**Supplied material:**
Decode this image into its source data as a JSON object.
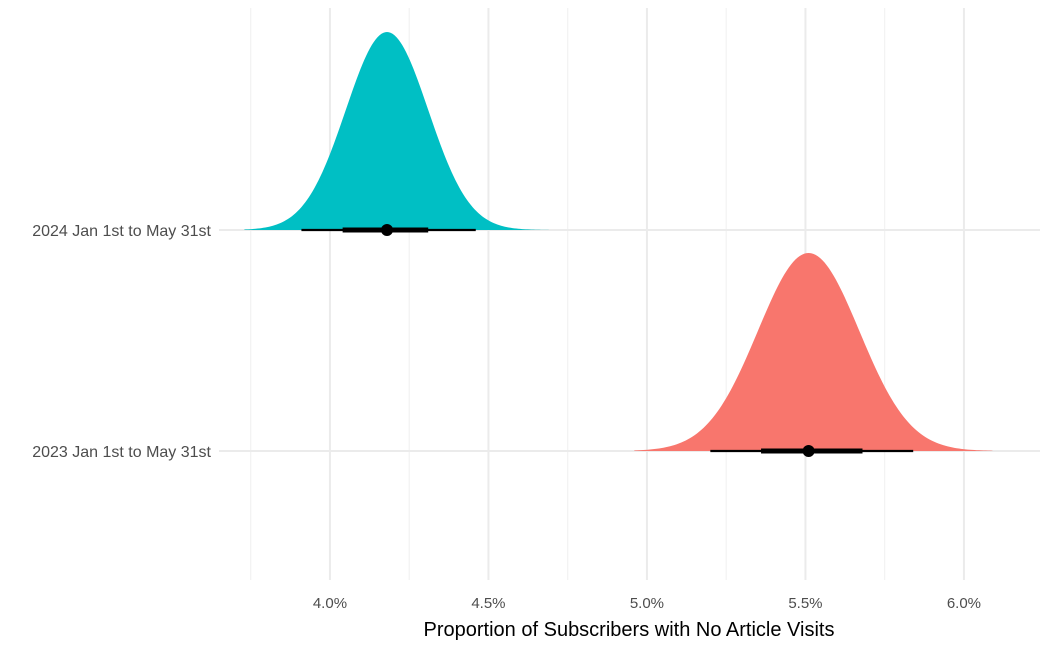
{
  "chart_data": {
    "type": "halfeye",
    "title": "",
    "xlabel": "Proportion of Subscribers with No Article Visits",
    "ylabel": "",
    "xlim": [
      0.0365,
      0.0624
    ],
    "x_ticks": [
      0.04,
      0.045,
      0.05,
      0.055,
      0.06
    ],
    "x_tick_labels": [
      "4.0%",
      "4.5%",
      "5.0%",
      "5.5%",
      "6.0%"
    ],
    "grid": true,
    "legend": "none",
    "categories": [
      "2024 Jan 1st to May 31st",
      "2023 Jan 1st to May 31st"
    ],
    "series": [
      {
        "category": "2024 Jan 1st to May 31st",
        "color": "#00BFC4",
        "median": 0.0418,
        "sd": 0.0013,
        "density_range": [
          0.0373,
          0.0469
        ],
        "interval_66": [
          0.0404,
          0.0431
        ],
        "interval_95": [
          0.0391,
          0.0446
        ]
      },
      {
        "category": "2023 Jan 1st to May 31st",
        "color": "#F8766D",
        "median": 0.0551,
        "sd": 0.0016,
        "density_range": [
          0.0496,
          0.0609
        ],
        "interval_66": [
          0.0536,
          0.0568
        ],
        "interval_95": [
          0.052,
          0.0584
        ]
      }
    ]
  }
}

**Task objective:** All records should be output exactly, with the pictures left out.

**Full response:**
Decode this image into its source data as a JSON object.
{
  "chart_data": {
    "type": "halfeye",
    "title": "",
    "xlabel": "Proportion of Subscribers with No Article Visits",
    "ylabel": "",
    "xlim": [
      0.0365,
      0.0624
    ],
    "x_ticks": [
      0.04,
      0.045,
      0.05,
      0.055,
      0.06
    ],
    "x_tick_labels": [
      "4.0%",
      "4.5%",
      "5.0%",
      "5.5%",
      "6.0%"
    ],
    "grid": true,
    "legend": "none",
    "categories": [
      "2024 Jan 1st to May 31st",
      "2023 Jan 1st to May 31st"
    ],
    "series": [
      {
        "category": "2024 Jan 1st to May 31st",
        "color": "#00BFC4",
        "median": 0.0418,
        "sd": 0.0013,
        "density_range": [
          0.0373,
          0.0469
        ],
        "interval_66": [
          0.0404,
          0.0431
        ],
        "interval_95": [
          0.0391,
          0.0446
        ]
      },
      {
        "category": "2023 Jan 1st to May 31st",
        "color": "#F8766D",
        "median": 0.0551,
        "sd": 0.0016,
        "density_range": [
          0.0496,
          0.0609
        ],
        "interval_66": [
          0.0536,
          0.0568
        ],
        "interval_95": [
          0.052,
          0.0584
        ]
      }
    ]
  }
}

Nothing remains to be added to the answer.